[Figure contents as structured data]
----
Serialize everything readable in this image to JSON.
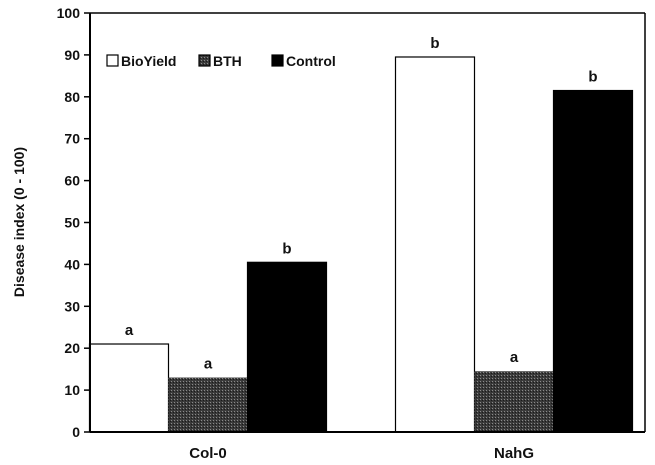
{
  "chart_data": {
    "type": "bar",
    "title": "",
    "xlabel": "",
    "ylabel": "Disease index (0 - 100)",
    "ylim": [
      0,
      100
    ],
    "yticks": [
      0,
      10,
      20,
      30,
      40,
      50,
      60,
      70,
      80,
      90,
      100
    ],
    "grid": false,
    "legend_position": "top-left",
    "categories": [
      "Col-0",
      "NahG"
    ],
    "series": [
      {
        "name": "BioYield",
        "values": [
          21,
          89.5
        ],
        "letters": [
          "a",
          "b"
        ],
        "fill": "#ffffff",
        "pattern": "solid"
      },
      {
        "name": "BTH",
        "values": [
          13,
          14.5
        ],
        "letters": [
          "a",
          "a"
        ],
        "fill": "#2a2a2a",
        "pattern": "stipple"
      },
      {
        "name": "Control",
        "values": [
          40.5,
          81.5
        ],
        "letters": [
          "b",
          "b"
        ],
        "fill": "#000000",
        "pattern": "solid"
      }
    ],
    "colors": {
      "axis": "#000000",
      "text": "#111111"
    }
  }
}
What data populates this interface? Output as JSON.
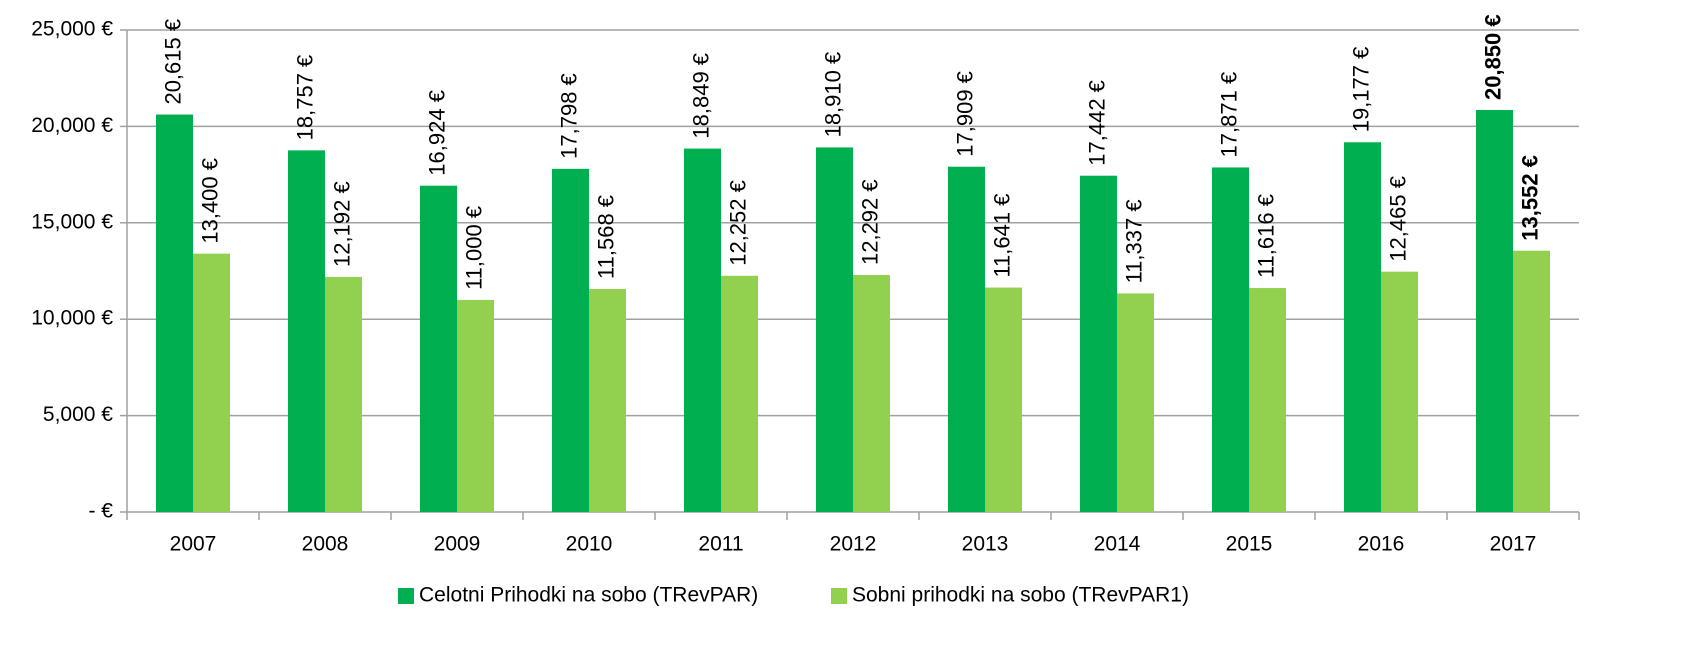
{
  "chart_data": {
    "type": "bar",
    "categories": [
      "2007",
      "2008",
      "2009",
      "2010",
      "2011",
      "2012",
      "2013",
      "2014",
      "2015",
      "2016",
      "2017"
    ],
    "series": [
      {
        "name": "Celotni Prihodki na sobo (TRevPAR)",
        "color": "#00b050",
        "values": [
          20615,
          18757,
          16924,
          17798,
          18849,
          18910,
          17909,
          17442,
          17871,
          19177,
          20850
        ],
        "value_labels": [
          "20,615 €",
          "18,757 €",
          "16,924 €",
          "17,798 €",
          "18,849 €",
          "18,910 €",
          "17,909 €",
          "17,442 €",
          "17,871 €",
          "19,177 €",
          "20,850 €"
        ]
      },
      {
        "name": "Sobni prihodki na sobo (TRevPAR1)",
        "color": "#92d050",
        "values": [
          13400,
          12192,
          11000,
          11568,
          12252,
          12292,
          11641,
          11337,
          11616,
          12465,
          13552
        ],
        "value_labels": [
          "13,400 €",
          "12,192 €",
          "11,000 €",
          "11,568 €",
          "12,252 €",
          "12,292 €",
          "11,641 €",
          "11,337 €",
          "11,616 €",
          "12,465 €",
          "13,552 €"
        ]
      }
    ],
    "highlight": "2017",
    "ylim": [
      0,
      25000
    ],
    "yticks": [
      {
        "value": 0,
        "label": "-  €"
      },
      {
        "value": 5000,
        "label": "5,000 €"
      },
      {
        "value": 10000,
        "label": "10,000 €"
      },
      {
        "value": 15000,
        "label": "15,000 €"
      },
      {
        "value": 20000,
        "label": "20,000 €"
      },
      {
        "value": 25000,
        "label": "25,000 €"
      }
    ],
    "grid": true,
    "legend": "bottom"
  }
}
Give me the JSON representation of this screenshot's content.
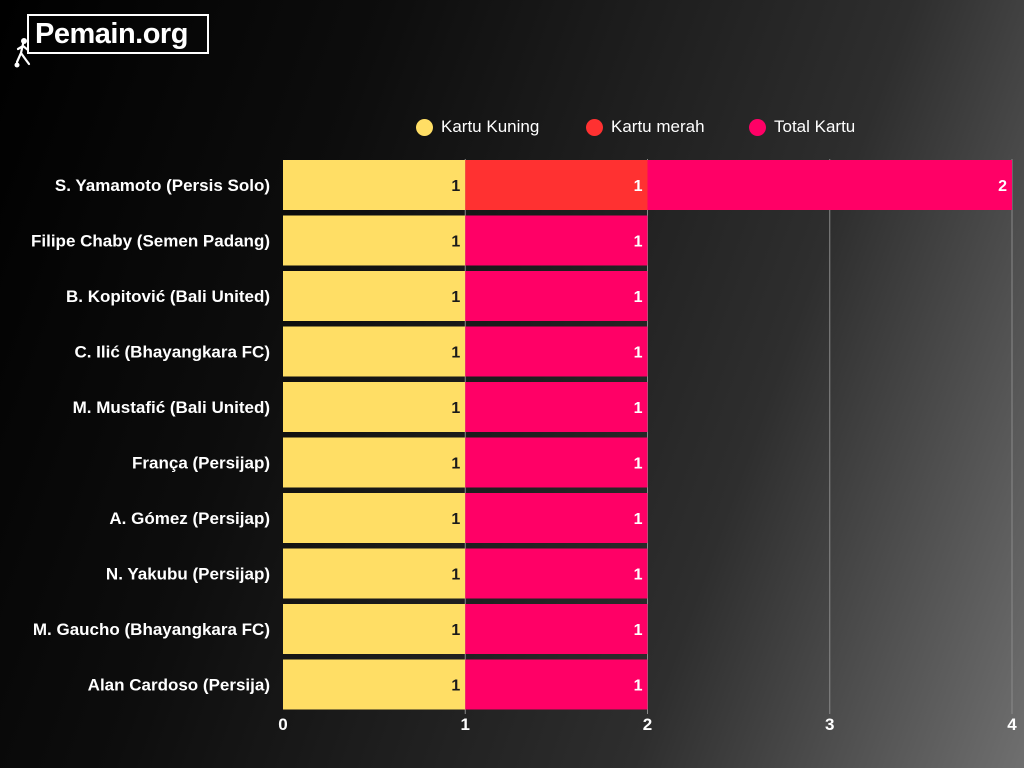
----
§ The problem
Copy each line above where the string "fill" occurs.

§ Output of the task
        "fill": "#ffffff",
        "fill": "#2a2a2a",
        "fill": "#000000",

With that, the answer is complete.